● **DATASET EXCERPTS**
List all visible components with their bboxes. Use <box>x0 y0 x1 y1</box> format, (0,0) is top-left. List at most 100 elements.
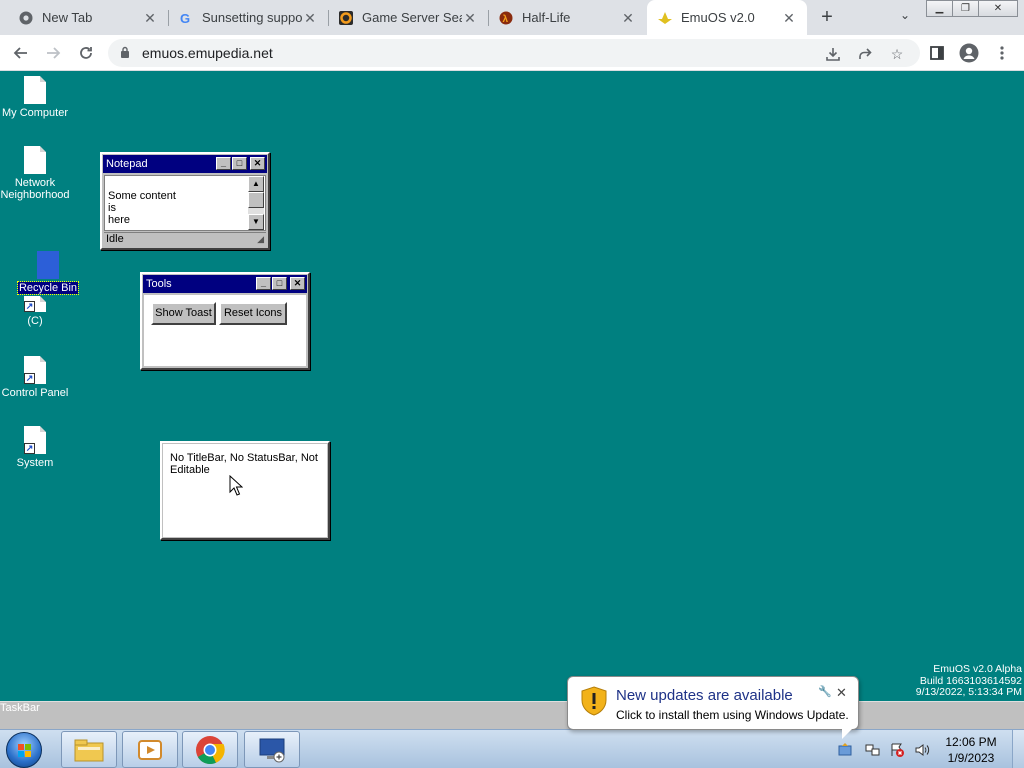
desktop-icon-my-computer[interactable]: My Computer <box>0 76 70 119</box>
close-icon[interactable]: ✕ <box>302 10 318 26</box>
start-button[interactable] <box>6 732 42 768</box>
browser-toolbar: emuos.emupedia.net ☆ <box>0 35 1024 71</box>
restore-button[interactable]: ❐ <box>952 0 979 17</box>
tab-search-button[interactable]: ⌄ <box>895 8 915 28</box>
scroll-thumb[interactable] <box>248 192 264 208</box>
action-center-icon[interactable] <box>889 742 905 758</box>
status-bar: Idle ◢ <box>104 232 266 246</box>
window-title: Tools <box>146 278 172 290</box>
tab-new-tab[interactable]: New Tab ✕ <box>8 0 168 35</box>
close-button[interactable]: ✕ <box>290 277 305 290</box>
emuos-icon <box>657 10 673 26</box>
build-info-line: 9/13/2022, 5:13:34 PM <box>915 686 1022 698</box>
text-line: here <box>108 214 131 226</box>
network-icon[interactable] <box>865 742 881 758</box>
wrench-icon[interactable]: 🔧 <box>818 685 832 698</box>
windows-update-icon[interactable] <box>837 742 853 758</box>
close-icon[interactable]: ✕ <box>142 10 158 26</box>
notepad-window[interactable]: Notepad _ □ ✕ Some content is here ▲ ▼ I… <box>100 152 270 250</box>
tab-sunsetting[interactable]: G Sunsetting suppo ✕ <box>168 0 328 35</box>
side-panel-button[interactable] <box>925 41 949 65</box>
close-icon[interactable]: ✕ <box>781 10 797 26</box>
emuos-taskbar[interactable]: TaskBar <box>0 701 1024 729</box>
taskbar-remote-desktop[interactable] <box>244 731 300 768</box>
windows-taskbar: 12:06 PM 1/9/2023 <box>0 729 1024 768</box>
desktop-icon-label: System <box>16 457 54 469</box>
windows-logo-icon <box>18 744 31 757</box>
scroll-down-button[interactable]: ▼ <box>248 214 264 230</box>
tools-titlebar[interactable]: Tools _ □ ✕ <box>143 275 307 293</box>
address-bar[interactable]: emuos.emupedia.net ☆ <box>108 39 920 67</box>
emuos-desktop[interactable]: My Computer Network Neighborhood Recycle… <box>0 71 1024 701</box>
volume-icon[interactable] <box>914 742 930 758</box>
new-tab-button[interactable]: + <box>815 6 839 30</box>
notification-title: New updates are available <box>616 687 793 704</box>
update-notification-balloon[interactable]: New updates are available Click to insta… <box>567 676 859 739</box>
close-icon[interactable]: ✕ <box>462 10 478 26</box>
plain-window[interactable]: No TitleBar, No StatusBar, Not Editable <box>160 441 330 540</box>
explorer-icon <box>74 739 104 761</box>
close-button[interactable]: ✕ <box>250 157 265 170</box>
close-icon[interactable]: ✕ <box>620 10 636 26</box>
tab-half-life[interactable]: λ Half-Life ✕ <box>488 0 646 35</box>
taskbar-explorer[interactable] <box>61 731 117 768</box>
share-icon[interactable] <box>856 45 874 63</box>
tools-content: Show Toast Reset Icons <box>144 295 306 366</box>
browser-tab-strip: New Tab ✕ G Sunsetting suppo ✕ Game Serv… <box>0 0 1024 35</box>
window-title: Notepad <box>106 158 148 170</box>
window-close-button[interactable]: ✕ <box>978 0 1018 17</box>
tab-title: Game Server Sea <box>362 10 462 25</box>
side-panel-icon <box>930 46 944 60</box>
build-info-line: EmuOS v2.0 Alpha <box>933 663 1022 675</box>
desktop-icon-control-panel[interactable]: ↗ Control Panel <box>0 356 70 399</box>
tab-emuos[interactable]: EmuOS v2.0 ✕ <box>647 0 807 35</box>
forward-button[interactable] <box>41 41 65 65</box>
desktop-icon-network-neighborhood[interactable]: Network Neighborhood <box>0 146 70 201</box>
kebab-menu-icon <box>1000 46 1004 60</box>
maximize-button[interactable]: □ <box>272 277 287 290</box>
taskbar-media-player[interactable] <box>122 731 178 768</box>
notepad-text-area[interactable]: Some content is here ▲ ▼ <box>104 175 266 231</box>
tab-title: Half-Life <box>522 10 571 25</box>
desktop-icon-label: My Computer <box>1 107 69 119</box>
tools-window[interactable]: Tools _ □ ✕ Show Toast Reset Icons <box>140 272 310 370</box>
notepad-titlebar[interactable]: Notepad _ □ ✕ <box>103 155 267 173</box>
taskbar-chrome[interactable] <box>182 731 238 768</box>
resize-grip-icon[interactable]: ◢ <box>257 233 264 246</box>
bookmark-star-icon[interactable]: ☆ <box>888 45 906 63</box>
tab-game-server[interactable]: Game Server Sea ✕ <box>328 0 488 35</box>
half-life-icon: λ <box>498 10 514 26</box>
minimize-button[interactable]: _ <box>256 277 271 290</box>
show-desktop-button[interactable] <box>1012 730 1024 768</box>
svg-text:λ: λ <box>503 14 509 25</box>
reload-button[interactable] <box>74 41 98 65</box>
system-clock[interactable]: 12:06 PM 1/9/2023 <box>938 734 1004 766</box>
warning-shield-icon <box>581 686 607 716</box>
text-line: is <box>108 202 116 214</box>
vertical-scrollbar[interactable]: ▲ ▼ <box>248 176 264 230</box>
profile-button[interactable] <box>957 41 981 65</box>
desktop-icon-system[interactable]: ↗ System <box>0 426 70 469</box>
clock-date: 1/9/2023 <box>947 751 995 765</box>
tab-title: Sunsetting suppo <box>202 10 302 25</box>
mouse-cursor-icon <box>229 475 243 496</box>
reset-icons-button[interactable]: Reset Icons <box>219 302 287 325</box>
media-player-icon <box>138 739 162 760</box>
minimize-button[interactable]: ▁ <box>926 0 953 17</box>
desktop-icon-recycle-bin[interactable]: Recycle Bin <box>13 251 83 295</box>
scroll-up-button[interactable]: ▲ <box>248 176 264 192</box>
control-panel-icon: ↗ <box>24 356 46 384</box>
arrow-right-icon <box>47 47 61 59</box>
address-text: emuos.emupedia.net <box>142 45 273 61</box>
install-app-icon[interactable] <box>824 45 842 63</box>
chrome-menu-button[interactable] <box>990 41 1014 65</box>
google-icon: G <box>178 10 194 26</box>
maximize-button[interactable]: □ <box>232 157 247 170</box>
text-line: Some content <box>108 190 176 202</box>
close-icon[interactable]: ✕ <box>836 685 847 701</box>
back-button[interactable] <box>9 41 33 65</box>
minimize-button[interactable]: _ <box>216 157 231 170</box>
show-toast-button[interactable]: Show Toast <box>151 302 216 325</box>
desktop-icon-drive-c[interactable]: ↗ (C) <box>0 296 70 327</box>
desktop-icon-label: (C) <box>27 315 43 327</box>
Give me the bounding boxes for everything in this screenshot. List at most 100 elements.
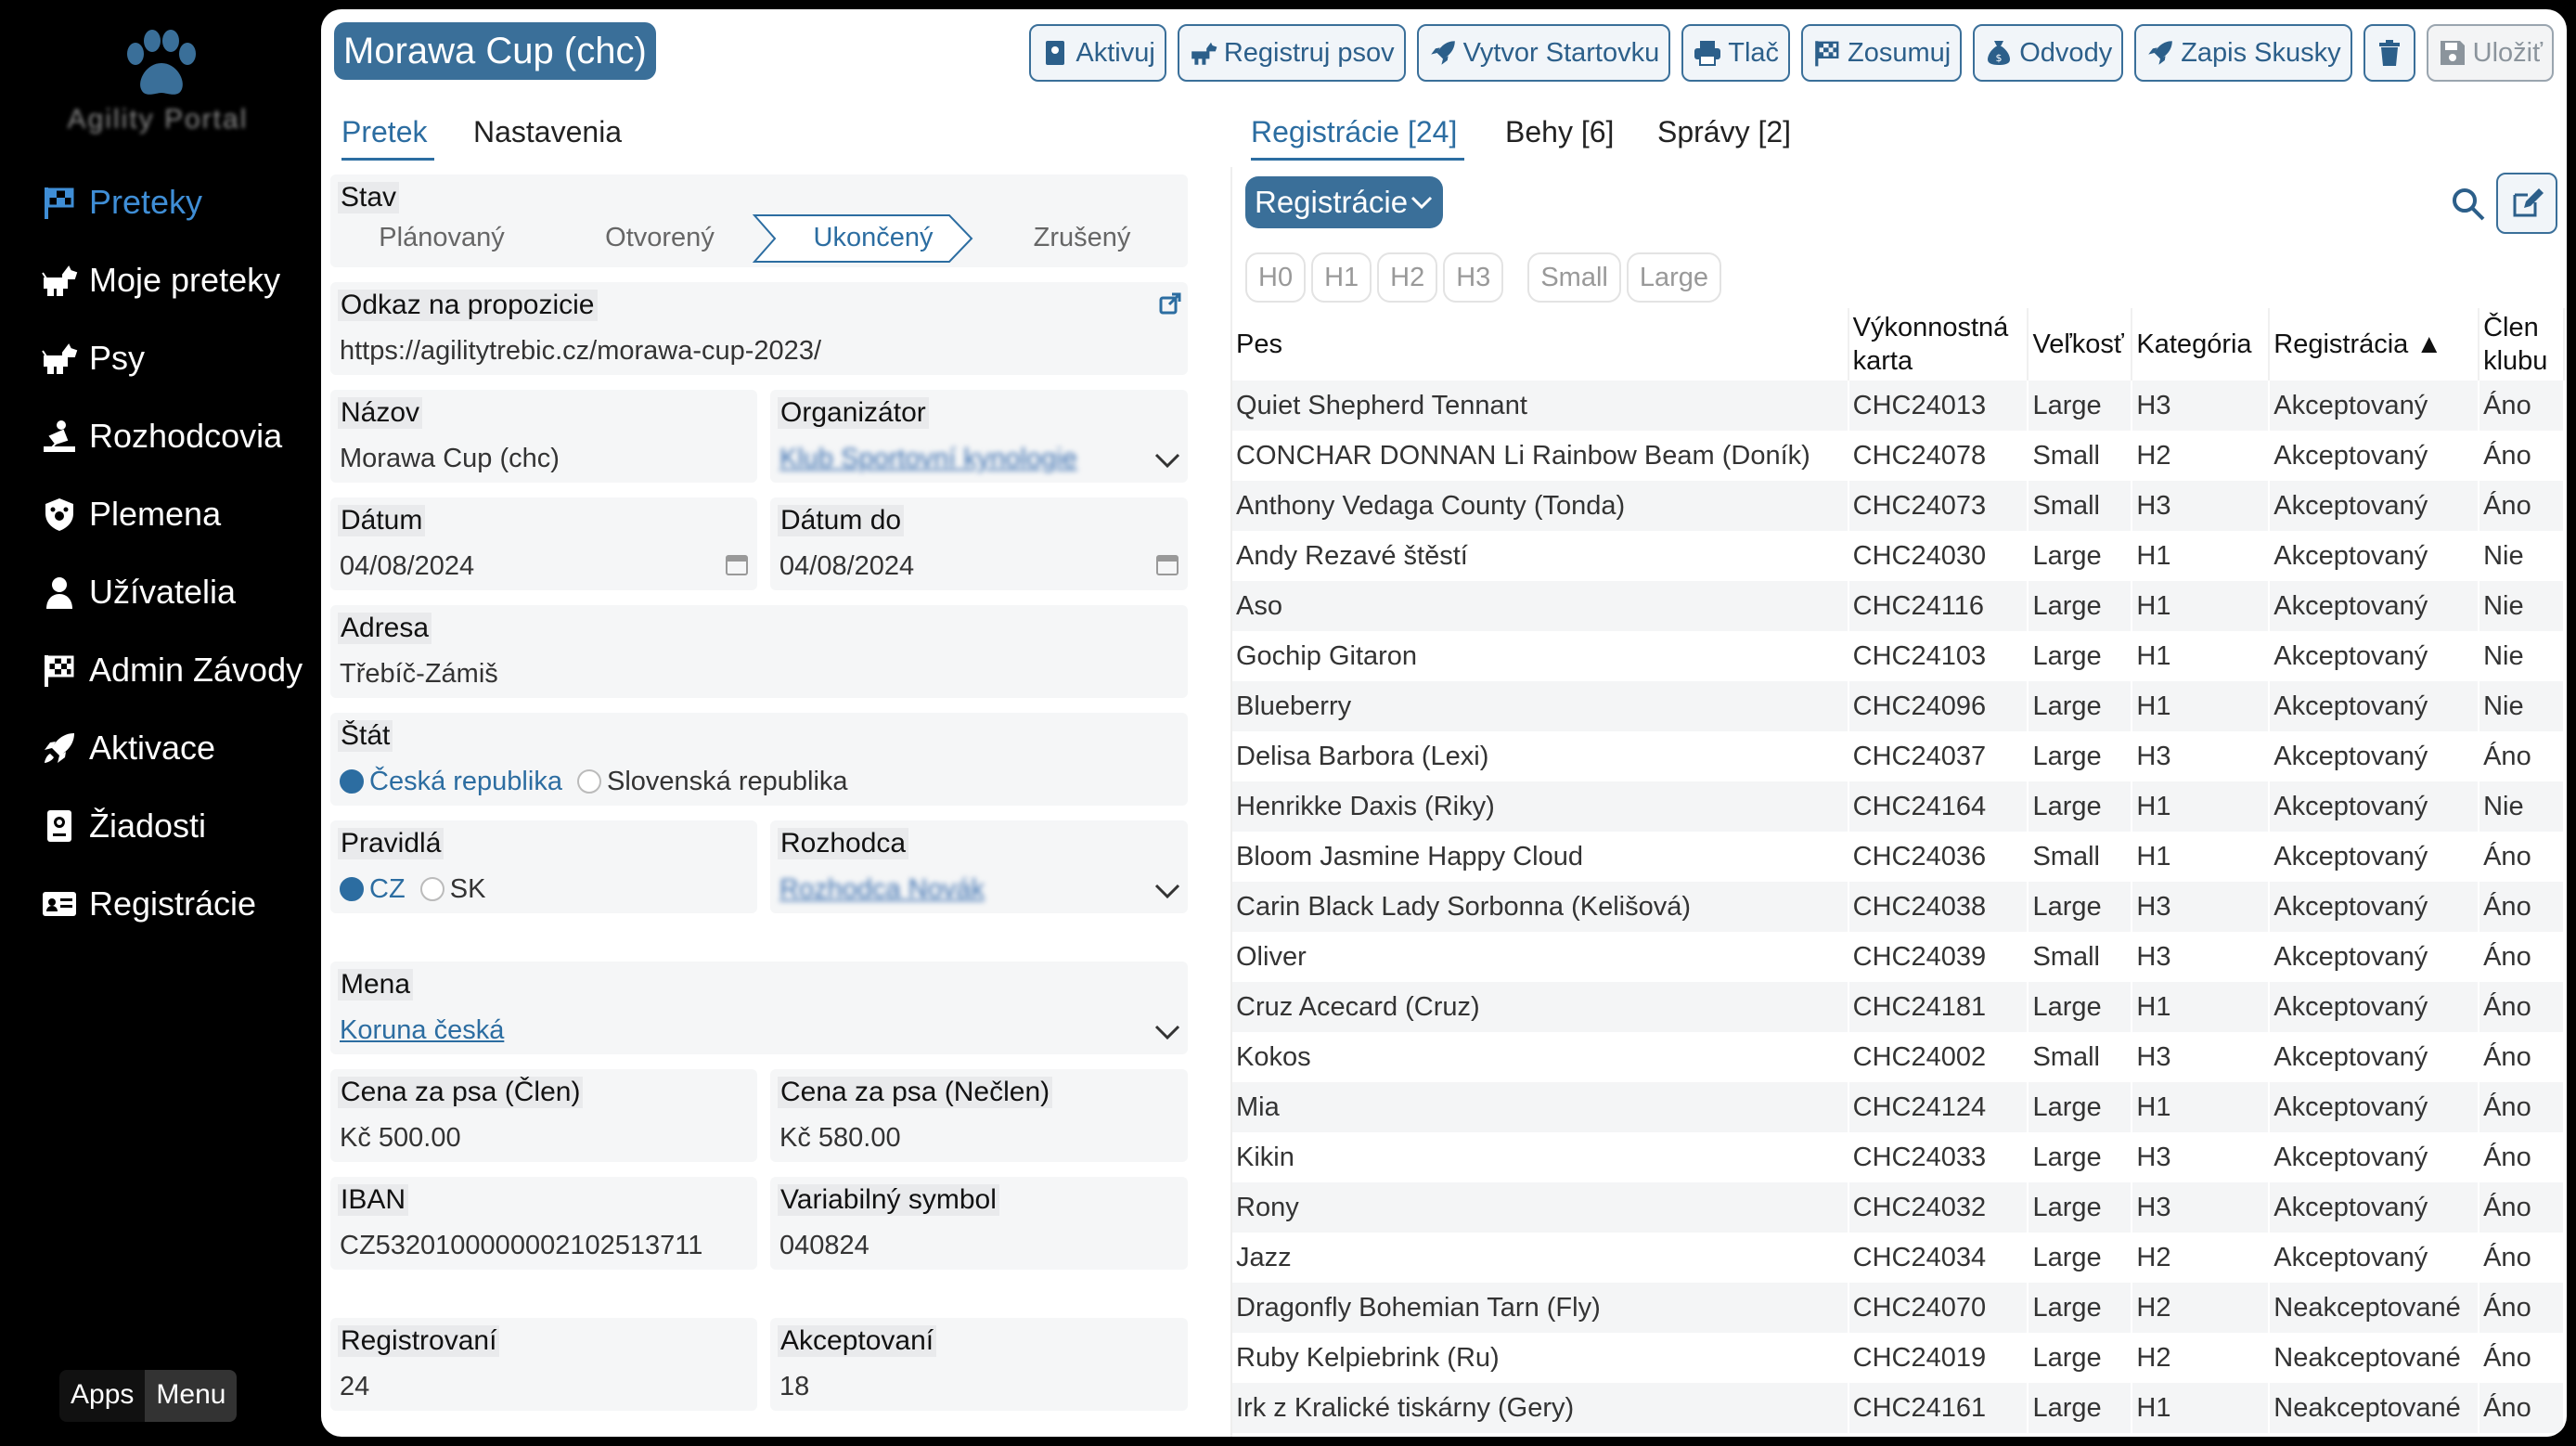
table-row[interactable]: CONCHAR DONNAN Li Rainbow Beam (Doník) CH… <box>1232 431 2565 481</box>
country-option-cz[interactable]: Česká republika <box>369 767 562 796</box>
filter-chip-h3[interactable]: H3 <box>1443 252 1504 303</box>
sidebar-item-ziadosti[interactable]: Žiadosti <box>41 798 319 854</box>
menu-button[interactable]: Menu <box>145 1370 238 1422</box>
tab-registracie[interactable]: Registrácie [24] <box>1251 115 1457 149</box>
register-dogs-button[interactable]: Registruj psov <box>1177 24 1406 82</box>
filter-chip-h0[interactable]: H0 <box>1245 252 1307 303</box>
calendar-icon[interactable] <box>1154 551 1180 577</box>
table-row[interactable]: Aso CHC24116 Large H1 Akceptovaný Nie <box>1232 581 2565 631</box>
table-row[interactable]: Quiet Shepherd Tennant CHC24013 Large H3 Akc… <box>1232 381 2565 431</box>
rules-radio-sk[interactable] <box>419 877 444 901</box>
column-header-dog[interactable]: Pes <box>1232 308 1849 381</box>
sidebar-item-rozhodcovia[interactable]: Rozhodcovia <box>41 408 319 464</box>
currency-field[interactable]: Mena Koruna česká <box>330 962 1188 1054</box>
print-button[interactable]: Tlač <box>1681 24 1791 82</box>
column-header-registration[interactable]: Registrácia ▲ <box>2269 308 2480 381</box>
shield-paw-icon <box>45 498 73 531</box>
apps-button[interactable]: Apps <box>59 1370 146 1422</box>
dog-name-cell: Gochip Gitaron <box>1232 631 1849 681</box>
category-cell: H1 <box>2132 781 2271 832</box>
table-row[interactable]: Rony CHC24032 Large H3 Akceptovaný Áno <box>1232 1182 2565 1233</box>
sidebar-item-preteky[interactable]: Preteky <box>41 174 319 230</box>
table-row[interactable]: Henrikke Daxis (Riky) CHC24164 Large H1 Akce… <box>1232 781 2565 832</box>
rules-radio-cz[interactable] <box>340 877 364 901</box>
table-row[interactable]: Gochip Gitaron CHC24103 Large H1 Akceptovaný… <box>1232 631 2565 681</box>
sidebar-item-aktivace[interactable]: Aktivace <box>41 720 319 776</box>
size-cell: Large <box>2028 581 2133 631</box>
column-header-size[interactable]: Veľkosť <box>2028 308 2133 381</box>
date-field[interactable]: Dátum 04/08/2024 <box>330 497 757 590</box>
tab-nastavenia[interactable]: Nastavenia <box>473 115 622 149</box>
filter-chip-large[interactable]: Large <box>1626 252 1721 303</box>
edit-button[interactable] <box>2496 173 2557 234</box>
rules-option-sk[interactable]: SK <box>450 874 486 904</box>
table-row[interactable]: Cruz Acecard (Cruz) CHC24181 Large H1 Akcept… <box>1232 982 2565 1032</box>
organizer-field[interactable]: Organizátor Klub Sportovní kynologie <box>770 390 1188 483</box>
column-header-member[interactable]: Člen klubu <box>2479 308 2565 381</box>
save-button[interactable]: Uložiť <box>2426 24 2554 82</box>
table-row[interactable]: Kikin CHC24033 Large H3 Akceptovaný Áno <box>1232 1132 2565 1182</box>
registration-status-cell: Neakceptované <box>2269 1333 2480 1383</box>
sidebar-item-admin-zavody[interactable]: Admin Závody <box>41 642 319 698</box>
status-option-finished[interactable]: Ukončený <box>771 212 975 264</box>
column-header-category[interactable]: Kategória <box>2132 308 2271 381</box>
country-option-sk[interactable]: Slovenská republika <box>607 767 848 796</box>
address-value[interactable]: Třebíč-Zámiš <box>340 659 498 690</box>
app-logo[interactable]: Agility Portal <box>65 28 251 139</box>
name-field: Názov Morawa Cup (chc) <box>330 390 757 483</box>
table-row[interactable]: Mia CHC24124 Large H1 Akceptovaný Áno <box>1232 1082 2565 1132</box>
filter-chip-h2[interactable]: H2 <box>1377 252 1438 303</box>
create-startlist-button[interactable]: Vytvor Startovku <box>1416 24 1671 82</box>
variable-symbol-value[interactable]: 040824 <box>779 1231 869 1261</box>
exam-record-button[interactable]: Zapis Skusky <box>2134 24 2352 82</box>
price-member-value[interactable]: Kč 500.00 <box>340 1123 461 1154</box>
registration-status-cell: Akceptovaný <box>2269 1082 2480 1132</box>
table-row[interactable]: Carin Black Lady Sorbonna (Kelišová) CHC2… <box>1232 882 2565 932</box>
printer-icon <box>1694 41 1721 66</box>
filter-chip-small[interactable]: Small <box>1527 252 1621 303</box>
delete-button[interactable] <box>2363 24 2415 82</box>
country-radio-cz[interactable] <box>340 769 364 794</box>
sidebar-item-registracie[interactable]: Registrácie <box>41 876 319 932</box>
tab-behy[interactable]: Behy [6] <box>1505 115 1614 149</box>
date-to-field[interactable]: Dátum do 04/08/2024 <box>770 497 1188 590</box>
sidebar-item-moje-preteky[interactable]: Moje preteky <box>41 252 319 308</box>
tab-spravy[interactable]: Správy [2] <box>1657 115 1791 149</box>
registrations-dropdown[interactable]: Registrácie <box>1245 176 1444 228</box>
sidebar-item-label: Moje preteky <box>89 261 281 299</box>
iban-value[interactable]: CZ5320100000002102513711 <box>340 1231 702 1261</box>
sidebar-item-plemena[interactable]: Plemena <box>41 486 319 542</box>
fees-button[interactable]: $ Odvody <box>1973 24 2124 82</box>
table-row[interactable]: Anthony Vedaga County (Tonda) CHC24073 Sma… <box>1232 481 2565 531</box>
table-row[interactable]: Ruby Kelpiebrink (Ru) CHC24019 Large H2 Neak… <box>1232 1333 2565 1383</box>
table-row[interactable]: Blueberry CHC24096 Large H1 Akceptovaný Nie <box>1232 681 2565 731</box>
rules-option-cz[interactable]: CZ <box>369 874 406 904</box>
tab-pretek[interactable]: Pretek <box>341 115 427 149</box>
status-option-cancelled[interactable]: Zrušený <box>980 212 1184 264</box>
external-link-icon[interactable] <box>1158 291 1182 316</box>
sidebar-item-psy[interactable]: Psy <box>41 330 319 386</box>
table-row[interactable]: Dragonfly Bohemian Tarn (Fly) CHC24070 Lar… <box>1232 1283 2565 1333</box>
chevron-down-icon <box>1154 884 1180 899</box>
table-row[interactable]: Irk z Kralické tiskárny (Gery) CHC24161 La… <box>1232 1383 2565 1433</box>
table-row[interactable]: Jazz CHC24034 Large H2 Akceptovaný Áno <box>1232 1233 2565 1283</box>
summarize-button[interactable]: Zosumuj <box>1801 24 1963 82</box>
status-option-planned[interactable]: Plánovaný <box>340 212 544 264</box>
country-radio-sk[interactable] <box>577 769 602 794</box>
table-row[interactable]: Kokos CHC24002 Small H3 Akceptovaný Áno <box>1232 1032 2565 1082</box>
table-row[interactable]: Andy Rezavé štěstí CHC24030 Large H1 Akcepto… <box>1232 531 2565 581</box>
table-row[interactable]: Bloom Jasmine Happy Cloud CHC24036 Small H1… <box>1232 832 2565 882</box>
status-option-open[interactable]: Otvorený <box>562 212 757 264</box>
sidebar-item-uzivatelia[interactable]: Užívatelia <box>41 564 319 620</box>
filter-chip-h1[interactable]: H1 <box>1311 252 1372 303</box>
name-value[interactable]: Morawa Cup (chc) <box>340 444 560 474</box>
price-nonmember-value[interactable]: Kč 580.00 <box>779 1123 901 1154</box>
propozicie-link-value[interactable]: https://agilitytrebic.cz/morawa-cup-2023… <box>340 336 821 367</box>
calendar-icon[interactable] <box>724 551 750 577</box>
search-icon[interactable] <box>2450 186 2487 223</box>
judge-field[interactable]: Rozhodca Rozhodca Novák <box>770 820 1188 913</box>
column-header-card[interactable]: Výkonnostná karta <box>1848 308 2029 381</box>
table-row[interactable]: Oliver CHC24039 Small H3 Akceptovaný Áno <box>1232 932 2565 982</box>
activate-button[interactable]: Aktivuj <box>1029 24 1166 82</box>
table-row[interactable]: Delisa Barbora (Lexi) CHC24037 Large H3 Akce… <box>1232 731 2565 781</box>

● **TASK TO COMPLETE**
Update the lines starting at the one that contains "desktop-icon-my-computer[interactable]: My Computer" and ending at the one that contains "close-icon[interactable]: ✕ <box>781", changing every "close-icon" to "close-glyph" and leaving all else as it is. Return only those lines.

● **CORRECT ANSWER**
desktop-icon-my-computer[interactable]: My Computer <box>0 76 70 119</box>
close-glyph[interactable]: ✕ <box>302 10 318 26</box>
start-button[interactable] <box>6 732 42 768</box>
browser-toolbar: emuos.emupedia.net ☆ <box>0 35 1024 71</box>
restore-button[interactable]: ❐ <box>952 0 979 17</box>
tab-search-button[interactable]: ⌄ <box>895 8 915 28</box>
scroll-thumb[interactable] <box>248 192 264 208</box>
action-center-icon[interactable] <box>889 742 905 758</box>
status-bar: Idle ◢ <box>104 232 266 246</box>
window-title: Tools <box>146 278 172 290</box>
tab-new-tab[interactable]: New Tab ✕ <box>8 0 168 35</box>
close-button[interactable]: ✕ <box>290 277 305 290</box>
emuos-icon <box>657 10 673 26</box>
build-info-line: 9/13/2022, 5:13:34 PM <box>915 686 1022 698</box>
text-line: here <box>108 214 131 226</box>
network-icon[interactable] <box>865 742 881 758</box>
wrench-icon[interactable]: 🔧 <box>818 685 832 698</box>
windows-update-icon[interactable] <box>837 742 853 758</box>
close-glyph[interactable]: ✕ <box>142 10 158 26</box>
notepad-window[interactable]: Notepad _ □ ✕ Some content is here ▲ ▼ I… <box>100 152 270 250</box>
tab-sunsetting[interactable]: G Sunsetting suppo ✕ <box>168 0 328 35</box>
side-panel-button[interactable] <box>925 41 949 65</box>
close-glyph[interactable]: ✕ <box>781 10 797 26</box>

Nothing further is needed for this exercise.